▶ [Exercise details]
Wherever the word "school" appears in a line, extract that line.

◇ ◇ ◇ ◇

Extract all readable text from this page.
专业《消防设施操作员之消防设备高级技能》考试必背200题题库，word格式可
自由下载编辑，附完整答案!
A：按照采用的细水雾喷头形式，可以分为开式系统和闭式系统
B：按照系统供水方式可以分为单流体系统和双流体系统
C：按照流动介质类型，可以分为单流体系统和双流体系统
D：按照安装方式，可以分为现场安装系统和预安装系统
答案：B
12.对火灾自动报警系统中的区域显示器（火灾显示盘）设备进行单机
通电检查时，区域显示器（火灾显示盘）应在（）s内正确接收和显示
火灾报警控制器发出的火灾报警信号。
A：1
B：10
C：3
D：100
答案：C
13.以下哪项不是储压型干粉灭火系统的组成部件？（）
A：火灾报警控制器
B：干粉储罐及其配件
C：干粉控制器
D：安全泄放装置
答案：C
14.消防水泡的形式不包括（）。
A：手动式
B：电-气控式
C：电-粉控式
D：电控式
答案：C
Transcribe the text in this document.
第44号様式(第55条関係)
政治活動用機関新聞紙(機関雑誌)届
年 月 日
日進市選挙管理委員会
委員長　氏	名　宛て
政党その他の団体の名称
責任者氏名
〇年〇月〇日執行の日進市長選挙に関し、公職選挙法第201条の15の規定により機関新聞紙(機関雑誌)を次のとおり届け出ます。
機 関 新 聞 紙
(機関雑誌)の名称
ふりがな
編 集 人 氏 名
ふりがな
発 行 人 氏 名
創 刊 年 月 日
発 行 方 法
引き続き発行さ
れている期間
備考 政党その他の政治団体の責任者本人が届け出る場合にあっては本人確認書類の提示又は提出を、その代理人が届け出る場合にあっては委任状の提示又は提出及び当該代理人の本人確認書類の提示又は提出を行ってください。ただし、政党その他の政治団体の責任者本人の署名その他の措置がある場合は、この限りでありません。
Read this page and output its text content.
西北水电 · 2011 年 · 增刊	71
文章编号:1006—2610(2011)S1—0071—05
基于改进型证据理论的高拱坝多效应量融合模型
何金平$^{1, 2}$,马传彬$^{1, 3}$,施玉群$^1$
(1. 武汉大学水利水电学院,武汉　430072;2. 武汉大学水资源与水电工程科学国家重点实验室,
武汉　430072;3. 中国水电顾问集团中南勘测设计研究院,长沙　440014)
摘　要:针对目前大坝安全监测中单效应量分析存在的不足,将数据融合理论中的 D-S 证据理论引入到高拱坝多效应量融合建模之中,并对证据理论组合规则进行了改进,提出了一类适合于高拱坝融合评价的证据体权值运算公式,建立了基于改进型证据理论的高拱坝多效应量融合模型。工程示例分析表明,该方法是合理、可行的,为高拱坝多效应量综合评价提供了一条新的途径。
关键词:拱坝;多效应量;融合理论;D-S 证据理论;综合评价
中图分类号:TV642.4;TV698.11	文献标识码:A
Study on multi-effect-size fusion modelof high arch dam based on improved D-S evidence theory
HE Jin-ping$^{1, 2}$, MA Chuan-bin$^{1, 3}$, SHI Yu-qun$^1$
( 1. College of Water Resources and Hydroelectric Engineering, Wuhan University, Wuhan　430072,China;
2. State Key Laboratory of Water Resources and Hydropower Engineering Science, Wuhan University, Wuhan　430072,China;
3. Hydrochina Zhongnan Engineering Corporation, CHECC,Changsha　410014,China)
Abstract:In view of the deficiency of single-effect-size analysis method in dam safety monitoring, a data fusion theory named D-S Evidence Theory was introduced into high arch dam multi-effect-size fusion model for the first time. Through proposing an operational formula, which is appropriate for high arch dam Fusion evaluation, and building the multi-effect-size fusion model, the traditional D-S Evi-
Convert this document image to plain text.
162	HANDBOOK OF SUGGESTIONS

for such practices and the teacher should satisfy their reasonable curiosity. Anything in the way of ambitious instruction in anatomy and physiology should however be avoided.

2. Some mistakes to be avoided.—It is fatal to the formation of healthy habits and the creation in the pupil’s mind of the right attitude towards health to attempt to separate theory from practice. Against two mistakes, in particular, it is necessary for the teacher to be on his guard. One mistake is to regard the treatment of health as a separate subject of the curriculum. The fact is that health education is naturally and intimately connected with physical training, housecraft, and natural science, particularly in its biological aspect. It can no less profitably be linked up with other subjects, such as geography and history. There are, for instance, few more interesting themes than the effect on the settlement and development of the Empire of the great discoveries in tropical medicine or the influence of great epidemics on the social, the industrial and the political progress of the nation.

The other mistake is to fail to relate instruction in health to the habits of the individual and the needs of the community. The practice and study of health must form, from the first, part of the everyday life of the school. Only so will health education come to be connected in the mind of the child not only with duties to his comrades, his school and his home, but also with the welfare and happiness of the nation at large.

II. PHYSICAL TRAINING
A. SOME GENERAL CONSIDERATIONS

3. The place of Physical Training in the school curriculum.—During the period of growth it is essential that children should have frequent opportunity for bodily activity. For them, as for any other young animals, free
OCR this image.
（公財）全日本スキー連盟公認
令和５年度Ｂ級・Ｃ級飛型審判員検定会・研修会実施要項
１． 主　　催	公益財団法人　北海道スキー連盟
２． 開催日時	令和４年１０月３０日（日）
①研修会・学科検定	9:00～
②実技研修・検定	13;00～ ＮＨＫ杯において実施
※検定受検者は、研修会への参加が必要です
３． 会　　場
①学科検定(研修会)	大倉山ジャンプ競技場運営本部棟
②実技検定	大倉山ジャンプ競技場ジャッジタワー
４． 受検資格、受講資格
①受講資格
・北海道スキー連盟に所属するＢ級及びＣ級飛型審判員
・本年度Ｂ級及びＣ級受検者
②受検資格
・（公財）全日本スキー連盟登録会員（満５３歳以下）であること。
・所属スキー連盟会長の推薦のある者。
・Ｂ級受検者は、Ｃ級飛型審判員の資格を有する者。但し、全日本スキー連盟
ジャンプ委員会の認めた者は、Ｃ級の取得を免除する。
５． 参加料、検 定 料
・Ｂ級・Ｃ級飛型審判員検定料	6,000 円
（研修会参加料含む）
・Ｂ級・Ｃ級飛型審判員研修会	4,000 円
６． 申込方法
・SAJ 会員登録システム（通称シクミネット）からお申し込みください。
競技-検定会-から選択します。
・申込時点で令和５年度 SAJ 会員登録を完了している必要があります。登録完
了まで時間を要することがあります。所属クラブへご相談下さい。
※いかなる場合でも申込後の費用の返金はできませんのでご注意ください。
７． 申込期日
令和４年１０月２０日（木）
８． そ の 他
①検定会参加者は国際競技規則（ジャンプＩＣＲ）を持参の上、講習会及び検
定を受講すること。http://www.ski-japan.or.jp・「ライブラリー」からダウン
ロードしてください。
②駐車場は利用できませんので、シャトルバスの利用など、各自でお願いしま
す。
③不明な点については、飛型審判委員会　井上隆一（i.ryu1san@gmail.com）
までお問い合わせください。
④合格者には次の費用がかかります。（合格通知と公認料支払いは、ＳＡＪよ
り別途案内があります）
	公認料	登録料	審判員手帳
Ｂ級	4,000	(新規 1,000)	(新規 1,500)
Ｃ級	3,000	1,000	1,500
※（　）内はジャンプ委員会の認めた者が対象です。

◇ ◇ ◇ ◇

▶ [Exercise output]
The other mistake is to fail to relate instruction in health to the habits of the individual and the needs of the community. The practice and study of health must form, from the first, part of the everyday life of the school. Only so will health education come to be connected in the mind of the child not only with duties to his comrades, his school and his home, but also with the welfare and happiness of the nation at large.
3. The place of Physical Training in the school curriculum.—During the period of growth it is essential that children should have frequent opportunity for bodily activity. For them, as for any other young animals, free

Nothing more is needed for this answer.